From the entries below, work out the number of lines that hold the word "xlabel", and give that number alone.
## START RECORDS FOR THE EXERCISE
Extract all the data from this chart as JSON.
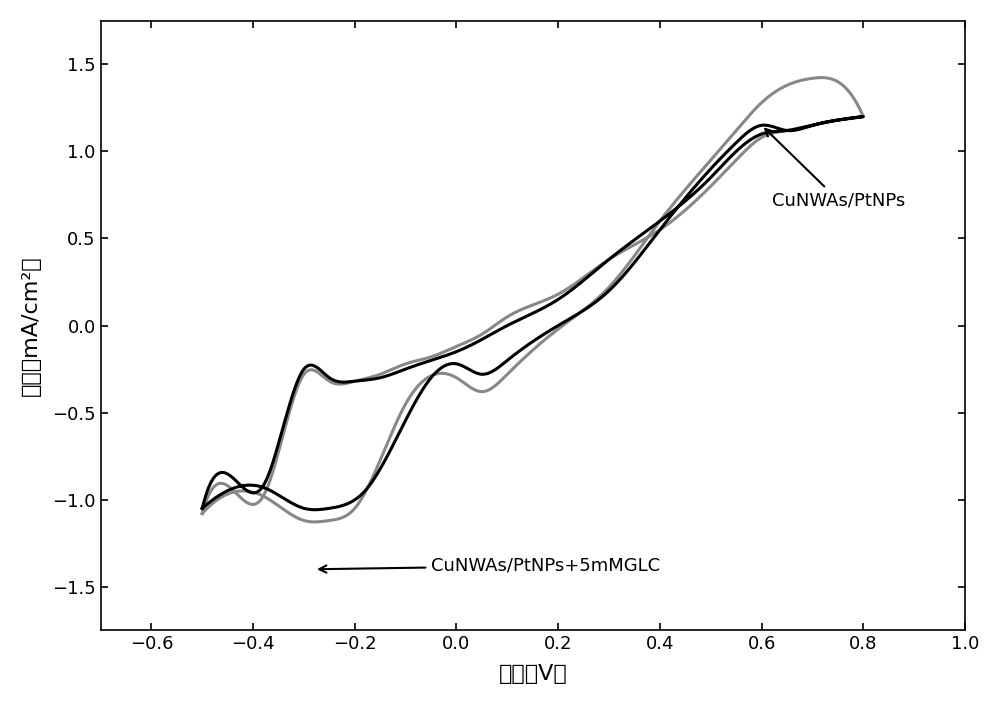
{
  "xlabel": "电压（V）",
  "ylabel": "电流（mA/cm²）",
  "xlim": [
    -0.7,
    1.0
  ],
  "ylim": [
    -1.75,
    1.75
  ],
  "xticks": [
    -0.6,
    -0.4,
    -0.2,
    0.0,
    0.2,
    0.4,
    0.6,
    0.8,
    1.0
  ],
  "yticks": [
    -1.5,
    -1.0,
    -0.5,
    0.0,
    0.5,
    1.0,
    1.5
  ],
  "color_black": "#000000",
  "color_gray": "#888888",
  "label_cunwas_ptnps": "CuNWAs/PtNPs",
  "label_glucose": "CuNWAs/PtNPs+5mMGLC",
  "background_color": "#ffffff",
  "line_width": 2.2
}
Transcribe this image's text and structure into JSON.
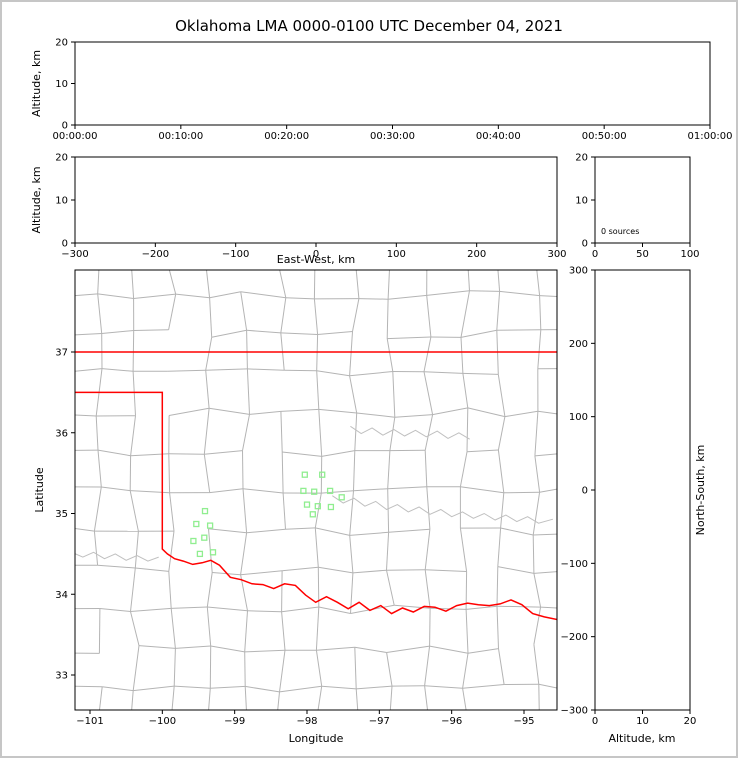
{
  "title": "Oklahoma LMA 0000-0100 UTC December 04, 2021",
  "colors": {
    "state_border": "#ff0000",
    "county": "#b4b4b4",
    "river": "#c0c0c0",
    "station": "#90ee90",
    "frame": "#000000",
    "figure_border": "#c6c6c6"
  },
  "chart_data": [
    {
      "id": "time-altitude-panel",
      "type": "scatter",
      "title": "",
      "xlabel": "",
      "ylabel": "Altitude, km",
      "ylim": [
        0,
        20
      ],
      "yticks": [
        0,
        10,
        20
      ],
      "xtick_labels": [
        "00:00:00",
        "00:10:00",
        "00:20:00",
        "00:30:00",
        "00:40:00",
        "00:50:00",
        "01:00:00"
      ],
      "points": []
    },
    {
      "id": "ew-altitude-panel",
      "type": "scatter",
      "xlabel": "East-West, km",
      "ylabel": "Altitude, km",
      "xlim": [
        -300,
        300
      ],
      "xticks": [
        -300,
        -200,
        -100,
        0,
        100,
        200,
        300
      ],
      "ylim": [
        0,
        20
      ],
      "yticks": [
        0,
        10,
        20
      ],
      "points": []
    },
    {
      "id": "altitude-histogram-panel",
      "type": "line",
      "annotation": "0 sources",
      "xlim": [
        0,
        100
      ],
      "xticks": [
        0,
        50,
        100
      ],
      "ylim": [
        0,
        20
      ],
      "yticks": [
        0,
        10,
        20
      ],
      "points": []
    },
    {
      "id": "plan-view-map-panel",
      "type": "scatter",
      "xlabel": "Longitude",
      "ylabel": "Latitude",
      "xlim": [
        -101.21,
        -94.54
      ],
      "xticks": [
        -101,
        -100,
        -99,
        -98,
        -97,
        -96,
        -95
      ],
      "ylim": [
        32.57,
        38.02
      ],
      "yticks": [
        33,
        34,
        35,
        36,
        37
      ],
      "points": [],
      "stations": [
        [
          -98.03,
          35.48
        ],
        [
          -97.79,
          35.48
        ],
        [
          -98.05,
          35.28
        ],
        [
          -97.9,
          35.27
        ],
        [
          -97.68,
          35.28
        ],
        [
          -97.52,
          35.2
        ],
        [
          -98.0,
          35.11
        ],
        [
          -97.85,
          35.09
        ],
        [
          -97.67,
          35.08
        ],
        [
          -97.92,
          34.99
        ],
        [
          -99.41,
          35.03
        ],
        [
          -99.53,
          34.87
        ],
        [
          -99.34,
          34.85
        ],
        [
          -99.42,
          34.7
        ],
        [
          -99.57,
          34.66
        ],
        [
          -99.3,
          34.52
        ],
        [
          -99.48,
          34.5
        ]
      ],
      "state_border": {
        "kansas_37N": [
          [
            -101.25,
            37.0
          ],
          [
            -94.5,
            37.0
          ]
        ],
        "texas_red_river": [
          [
            -101.25,
            36.5
          ],
          [
            -100.0,
            36.5
          ],
          [
            -100.0,
            34.56
          ],
          [
            -99.93,
            34.5
          ],
          [
            -99.83,
            34.44
          ],
          [
            -99.71,
            34.41
          ],
          [
            -99.58,
            34.37
          ],
          [
            -99.45,
            34.39
          ],
          [
            -99.33,
            34.42
          ],
          [
            -99.21,
            34.36
          ],
          [
            -99.06,
            34.21
          ],
          [
            -98.91,
            34.18
          ],
          [
            -98.76,
            34.13
          ],
          [
            -98.61,
            34.12
          ],
          [
            -98.46,
            34.07
          ],
          [
            -98.31,
            34.13
          ],
          [
            -98.16,
            34.11
          ],
          [
            -98.02,
            33.99
          ],
          [
            -97.88,
            33.9
          ],
          [
            -97.73,
            33.97
          ],
          [
            -97.58,
            33.9
          ],
          [
            -97.43,
            33.82
          ],
          [
            -97.28,
            33.9
          ],
          [
            -97.13,
            33.8
          ],
          [
            -96.98,
            33.86
          ],
          [
            -96.83,
            33.76
          ],
          [
            -96.68,
            33.83
          ],
          [
            -96.53,
            33.78
          ],
          [
            -96.38,
            33.85
          ],
          [
            -96.23,
            33.84
          ],
          [
            -96.08,
            33.79
          ],
          [
            -95.93,
            33.86
          ],
          [
            -95.78,
            33.89
          ],
          [
            -95.63,
            33.87
          ],
          [
            -95.48,
            33.86
          ],
          [
            -95.33,
            33.88
          ],
          [
            -95.18,
            33.93
          ],
          [
            -95.03,
            33.87
          ],
          [
            -94.88,
            33.76
          ],
          [
            -94.72,
            33.72
          ],
          [
            -94.5,
            33.68
          ]
        ]
      },
      "rivers": [
        [
          [
            -97.4,
            36.08
          ],
          [
            -97.25,
            35.99
          ],
          [
            -97.1,
            36.06
          ],
          [
            -96.95,
            35.97
          ],
          [
            -96.8,
            36.04
          ],
          [
            -96.65,
            35.96
          ],
          [
            -96.5,
            36.03
          ],
          [
            -96.35,
            35.95
          ],
          [
            -96.2,
            36.02
          ],
          [
            -96.05,
            35.93
          ],
          [
            -95.9,
            36.0
          ],
          [
            -95.75,
            35.92
          ]
        ],
        [
          [
            -97.65,
            35.22
          ],
          [
            -97.5,
            35.13
          ],
          [
            -97.35,
            35.19
          ],
          [
            -97.2,
            35.09
          ],
          [
            -97.05,
            35.15
          ],
          [
            -96.9,
            35.05
          ],
          [
            -96.75,
            35.11
          ],
          [
            -96.6,
            35.02
          ],
          [
            -96.45,
            35.08
          ],
          [
            -96.3,
            34.99
          ],
          [
            -96.15,
            35.05
          ],
          [
            -96.0,
            34.96
          ],
          [
            -95.85,
            35.02
          ],
          [
            -95.7,
            34.94
          ],
          [
            -95.55,
            35.0
          ],
          [
            -95.4,
            34.92
          ],
          [
            -95.25,
            34.98
          ],
          [
            -95.1,
            34.9
          ],
          [
            -94.95,
            34.96
          ],
          [
            -94.8,
            34.88
          ],
          [
            -94.6,
            34.93
          ]
        ],
        [
          [
            -101.25,
            34.52
          ],
          [
            -101.1,
            34.46
          ],
          [
            -100.95,
            34.52
          ],
          [
            -100.8,
            34.44
          ],
          [
            -100.65,
            34.5
          ],
          [
            -100.5,
            34.42
          ],
          [
            -100.35,
            34.48
          ],
          [
            -100.2,
            34.41
          ],
          [
            -100.05,
            34.46
          ]
        ]
      ]
    },
    {
      "id": "ns-altitude-panel",
      "type": "scatter",
      "xlabel": "Altitude, km",
      "ylabel": "North-South, km",
      "xlim": [
        0,
        20
      ],
      "xticks": [
        0,
        10,
        20
      ],
      "ylim": [
        -300,
        300
      ],
      "yticks": [
        -300,
        -200,
        -100,
        0,
        100,
        200,
        300
      ],
      "points": []
    }
  ]
}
## END RECORDS FOR THE EXERCISE
THE ANSWER: 5